## START Listed entries

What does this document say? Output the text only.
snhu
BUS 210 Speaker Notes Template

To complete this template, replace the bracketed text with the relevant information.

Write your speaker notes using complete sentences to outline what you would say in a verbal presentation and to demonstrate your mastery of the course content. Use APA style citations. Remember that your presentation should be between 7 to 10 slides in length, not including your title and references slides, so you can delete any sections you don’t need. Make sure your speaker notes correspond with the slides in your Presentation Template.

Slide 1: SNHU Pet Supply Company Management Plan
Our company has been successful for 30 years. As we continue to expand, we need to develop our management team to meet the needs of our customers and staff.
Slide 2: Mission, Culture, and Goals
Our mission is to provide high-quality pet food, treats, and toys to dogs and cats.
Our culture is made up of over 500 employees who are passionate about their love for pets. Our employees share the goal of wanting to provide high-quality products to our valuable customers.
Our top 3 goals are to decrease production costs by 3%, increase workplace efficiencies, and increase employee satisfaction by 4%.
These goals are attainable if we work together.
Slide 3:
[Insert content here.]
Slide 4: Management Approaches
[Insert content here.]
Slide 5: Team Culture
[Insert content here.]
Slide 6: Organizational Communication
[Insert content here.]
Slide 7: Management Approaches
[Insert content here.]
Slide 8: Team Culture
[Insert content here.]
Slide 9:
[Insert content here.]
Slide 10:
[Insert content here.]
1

## END Listed entries
## START Listed entries

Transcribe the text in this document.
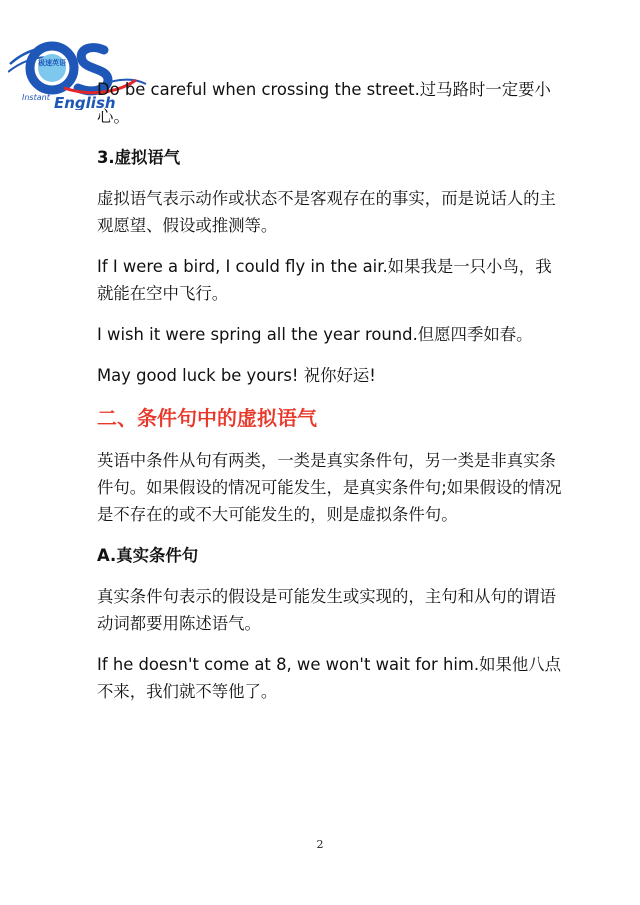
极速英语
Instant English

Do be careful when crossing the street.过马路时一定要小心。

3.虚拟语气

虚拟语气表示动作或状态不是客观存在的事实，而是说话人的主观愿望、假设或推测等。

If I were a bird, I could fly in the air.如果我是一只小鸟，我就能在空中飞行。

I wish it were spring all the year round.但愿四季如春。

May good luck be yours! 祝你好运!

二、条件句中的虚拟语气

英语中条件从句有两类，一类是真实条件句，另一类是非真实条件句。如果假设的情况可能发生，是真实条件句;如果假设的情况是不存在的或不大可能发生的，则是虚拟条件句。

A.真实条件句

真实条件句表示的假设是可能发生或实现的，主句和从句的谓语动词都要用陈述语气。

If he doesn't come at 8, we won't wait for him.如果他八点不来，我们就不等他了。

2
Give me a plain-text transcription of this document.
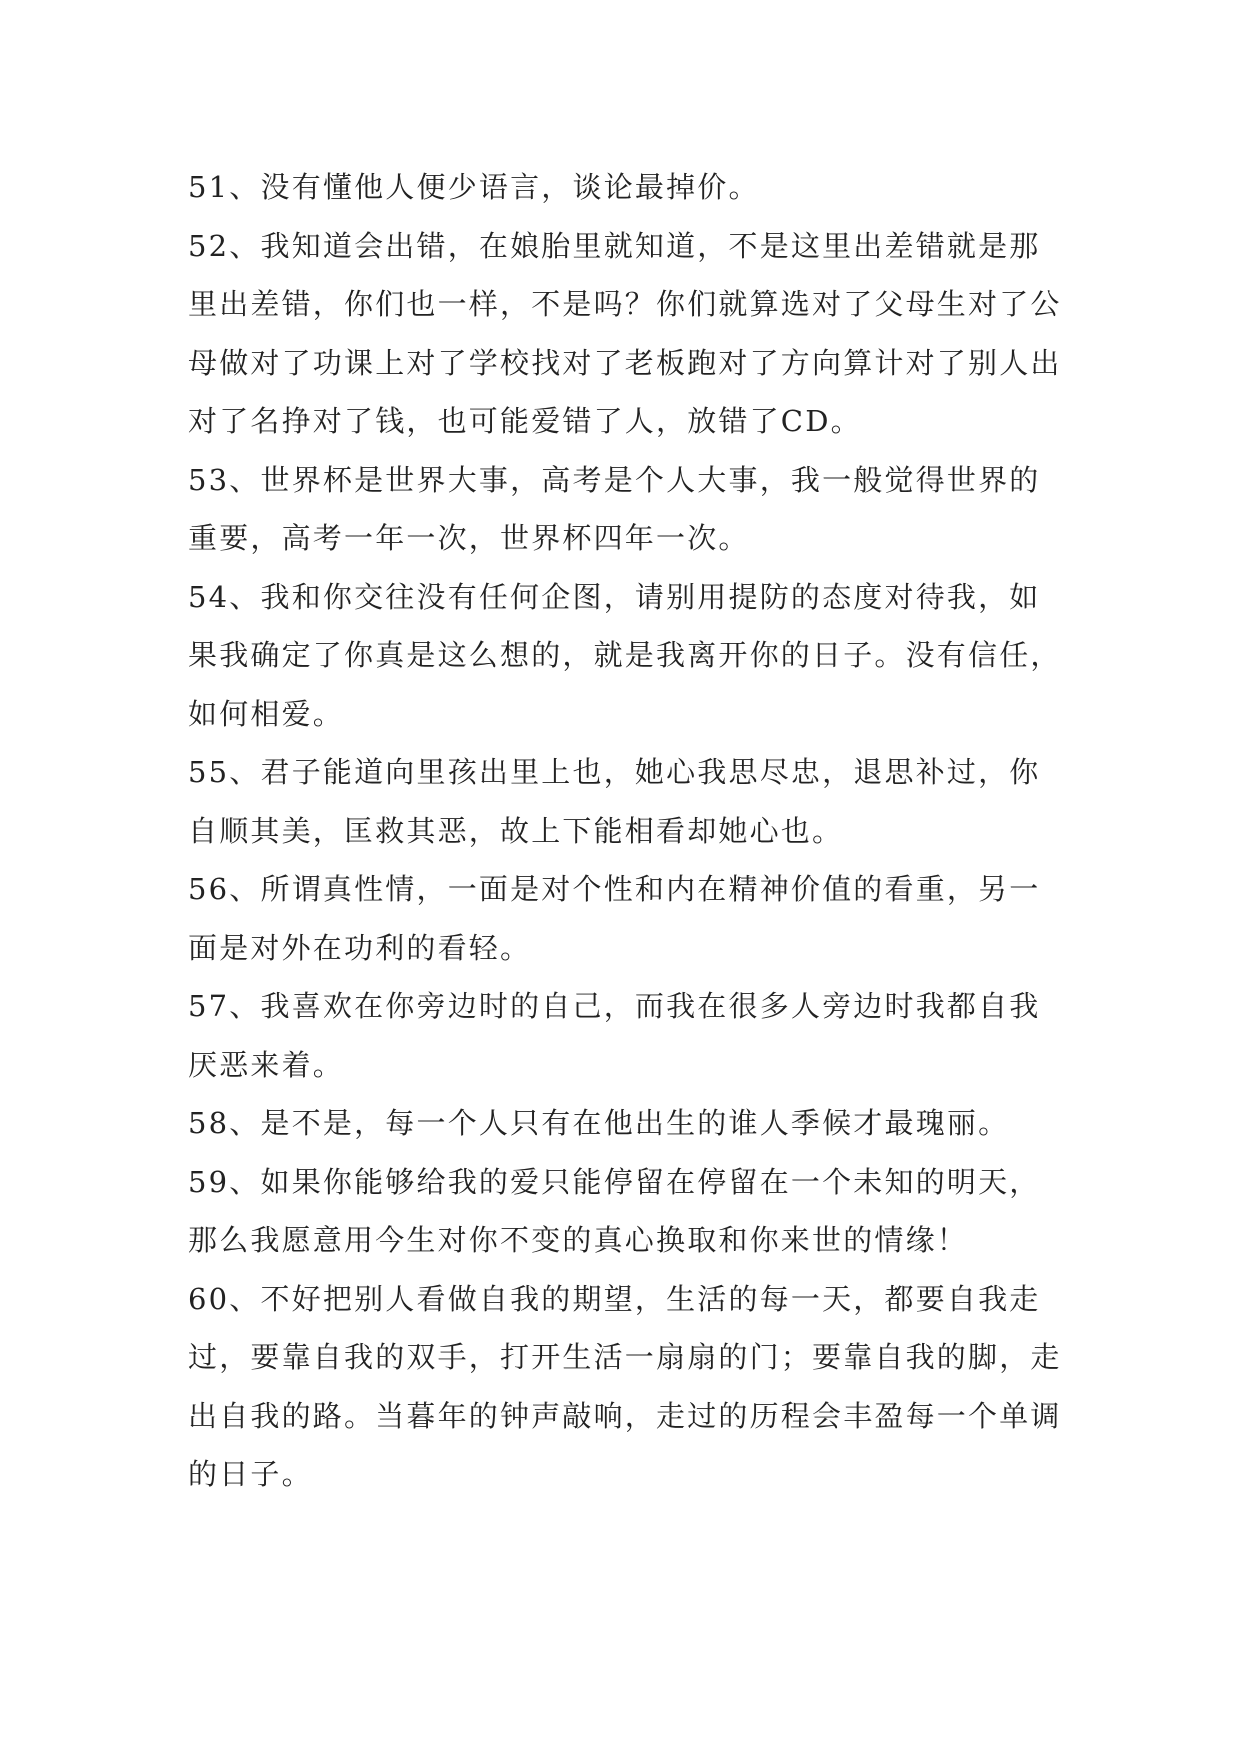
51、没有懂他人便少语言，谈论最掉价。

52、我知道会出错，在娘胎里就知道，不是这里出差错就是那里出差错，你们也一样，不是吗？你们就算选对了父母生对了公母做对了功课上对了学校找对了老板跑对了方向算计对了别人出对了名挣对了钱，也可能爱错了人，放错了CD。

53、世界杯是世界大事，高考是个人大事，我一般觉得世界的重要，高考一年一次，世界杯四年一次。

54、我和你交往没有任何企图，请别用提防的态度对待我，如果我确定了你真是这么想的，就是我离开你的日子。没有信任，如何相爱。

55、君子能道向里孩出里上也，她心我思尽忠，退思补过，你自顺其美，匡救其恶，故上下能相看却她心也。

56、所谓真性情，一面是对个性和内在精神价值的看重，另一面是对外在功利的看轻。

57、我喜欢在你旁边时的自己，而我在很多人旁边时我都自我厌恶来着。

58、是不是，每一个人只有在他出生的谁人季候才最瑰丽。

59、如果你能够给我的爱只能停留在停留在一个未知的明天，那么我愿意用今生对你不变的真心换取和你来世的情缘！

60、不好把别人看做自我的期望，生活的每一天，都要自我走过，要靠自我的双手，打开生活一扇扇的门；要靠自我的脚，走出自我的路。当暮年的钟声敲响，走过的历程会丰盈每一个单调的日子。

## END Listed entries
## START Listed entries

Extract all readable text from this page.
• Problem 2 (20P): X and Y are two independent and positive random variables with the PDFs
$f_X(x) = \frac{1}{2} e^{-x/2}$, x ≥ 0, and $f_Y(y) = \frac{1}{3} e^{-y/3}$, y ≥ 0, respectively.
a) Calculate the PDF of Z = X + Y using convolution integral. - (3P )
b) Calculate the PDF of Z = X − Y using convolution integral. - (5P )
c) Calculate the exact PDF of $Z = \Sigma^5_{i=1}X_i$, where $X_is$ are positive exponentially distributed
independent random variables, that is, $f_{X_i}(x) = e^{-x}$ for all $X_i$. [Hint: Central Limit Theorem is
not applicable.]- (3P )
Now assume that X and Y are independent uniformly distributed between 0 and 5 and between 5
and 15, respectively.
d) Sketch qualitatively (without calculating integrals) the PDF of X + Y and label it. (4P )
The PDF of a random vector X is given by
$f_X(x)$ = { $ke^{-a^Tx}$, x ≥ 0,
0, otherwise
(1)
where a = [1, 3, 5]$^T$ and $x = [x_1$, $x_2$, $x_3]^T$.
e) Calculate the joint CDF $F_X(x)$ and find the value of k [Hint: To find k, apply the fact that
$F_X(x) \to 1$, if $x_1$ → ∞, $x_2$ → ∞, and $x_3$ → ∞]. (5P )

## END Listed entries

▸ Given instruction
In the entries above, find lines with "Calculate" and copy each.

▸ Answer below
a) Calculate the PDF of Z = X + Y using convolution integral. - (3P )
b) Calculate the PDF of Z = X − Y using convolution integral. - (5P )
c) Calculate the exact PDF of $Z = \Sigma^5_{i=1}X_i$, where $X_is$ are positive exponentially distributed
e) Calculate the joint CDF $F_X(x)$ and find the value of k [Hint: To find k, apply the fact that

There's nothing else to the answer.